- [Your task] Output all the entries word for word. Omit the pictures.

Records supplied start

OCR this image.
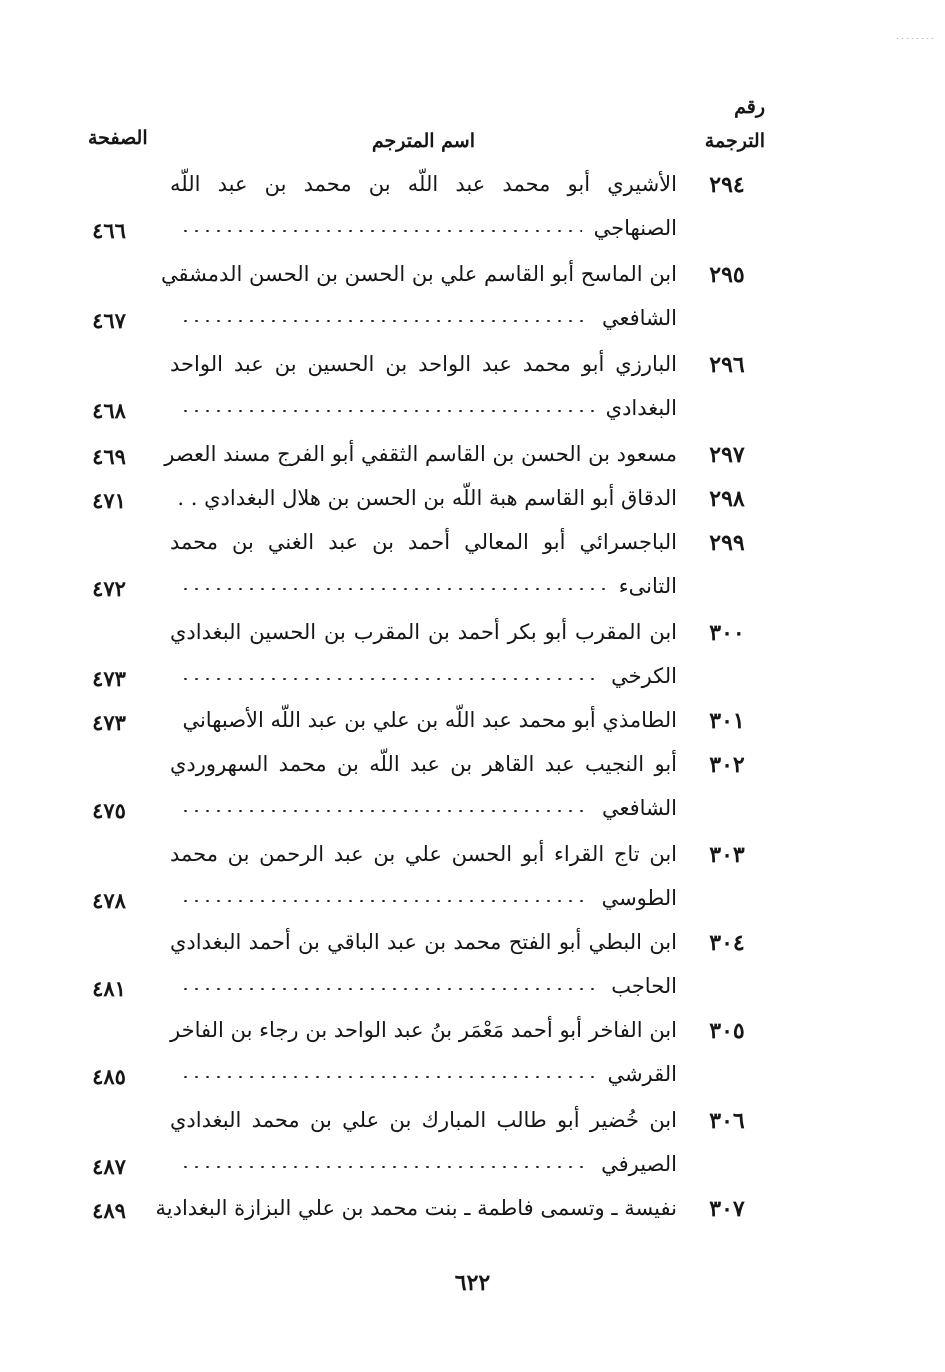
رقم
الترجمة
اسم المترجم
الصفحة
٢٩٤
الأشيري أبو محمد عبد اللّه بن محمد بن عبد اللّه
الصنهاجي
٤٦٦
٢٩٥
ابن الماسح أبو القاسم علي بن الحسن بن الحسن الدمشقي
الشافعي
٤٦٧
٢٩٦
البارزي أبو محمد عبد الواحد بن الحسين بن عبد الواحد
البغدادي
٤٦٨
٢٩٧
مسعود بن الحسن بن القاسم الثقفي أبو الفرج مسند العصر
٤٦٩
٢٩٨
الدقاق أبو القاسم هبة اللّه بن الحسن بن هلال البغدادي . .
٤٧١
٢٩٩
الباجسرائي أبو المعالي أحمد بن عبد الغني بن محمد
التانىء
٤٧٢
٣٠٠
ابن المقرب أبو بكر أحمد بن المقرب بن الحسين البغدادي
الكرخي
٤٧٣
٣٠١
الطامذي أبو محمد عبد اللّه بن علي بن عبد اللّه الأصبهاني
٤٧٣
٣٠٢
أبو النجيب عبد القاهر بن عبد اللّه بن محمد السهروردي
الشافعي
٤٧٥
٣٠٣
ابن تاج القراء أبو الحسن علي بن عبد الرحمن بن محمد
الطوسي
٤٧٨
٣٠٤
ابن البطي أبو الفتح محمد بن عبد الباقي بن أحمد البغدادي
الحاجب
٤٨١
٣٠٥
ابن الفاخر أبو أحمد مَعْمَر بنُ عبد الواحد بن رجاء بن الفاخر
القرشي
٤٨٥
٣٠٦
ابن خُضير أبو طالب المبارك بن علي بن محمد البغدادي
الصيرفي
٤٨٧
٣٠٧
نفيسة ـ وتسمى فاطمة ـ بنت محمد بن علي البزازة البغدادية
٤٨٩
٦٢٢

Records supplied end

- [Output]
OCR this image.
رقم
الترجمة
اسم المترجم
الصفحة
٢٩٤
الأشيري أبو محمد عبد اللّه بن محمد بن عبد اللّه
الصنهاجي
٤٦٦
٢٩٥
ابن الماسح أبو القاسم علي بن الحسن بن الحسن الدمشقي
الشافعي
٤٦٧
٢٩٦
البارزي أبو محمد عبد الواحد بن الحسين بن عبد الواحد
البغدادي
٤٦٨
٢٩٧
مسعود بن الحسن بن القاسم الثقفي أبو الفرج مسند العصر
٤٦٩
٢٩٨
الدقاق أبو القاسم هبة اللّه بن الحسن بن هلال البغدادي . .
٤٧١
٢٩٩
الباجسرائي أبو المعالي أحمد بن عبد الغني بن محمد
التانىء
٤٧٢
٣٠٠
ابن المقرب أبو بكر أحمد بن المقرب بن الحسين البغدادي
الكرخي
٤٧٣
٣٠١
الطامذي أبو محمد عبد اللّه بن علي بن عبد اللّه الأصبهاني
٤٧٣
٣٠٢
أبو النجيب عبد القاهر بن عبد اللّه بن محمد السهروردي
الشافعي
٤٧٥
٣٠٣
ابن تاج القراء أبو الحسن علي بن عبد الرحمن بن محمد
الطوسي
٤٧٨
٣٠٤
ابن البطي أبو الفتح محمد بن عبد الباقي بن أحمد البغدادي
الحاجب
٤٨١
٣٠٥
ابن الفاخر أبو أحمد مَعْمَر بنُ عبد الواحد بن رجاء بن الفاخر
القرشي
٤٨٥
٣٠٦
ابن خُضير أبو طالب المبارك بن علي بن محمد البغدادي
الصيرفي
٤٨٧
٣٠٧
نفيسة ـ وتسمى فاطمة ـ بنت محمد بن علي البزازة البغدادية
٤٨٩
٦٢٢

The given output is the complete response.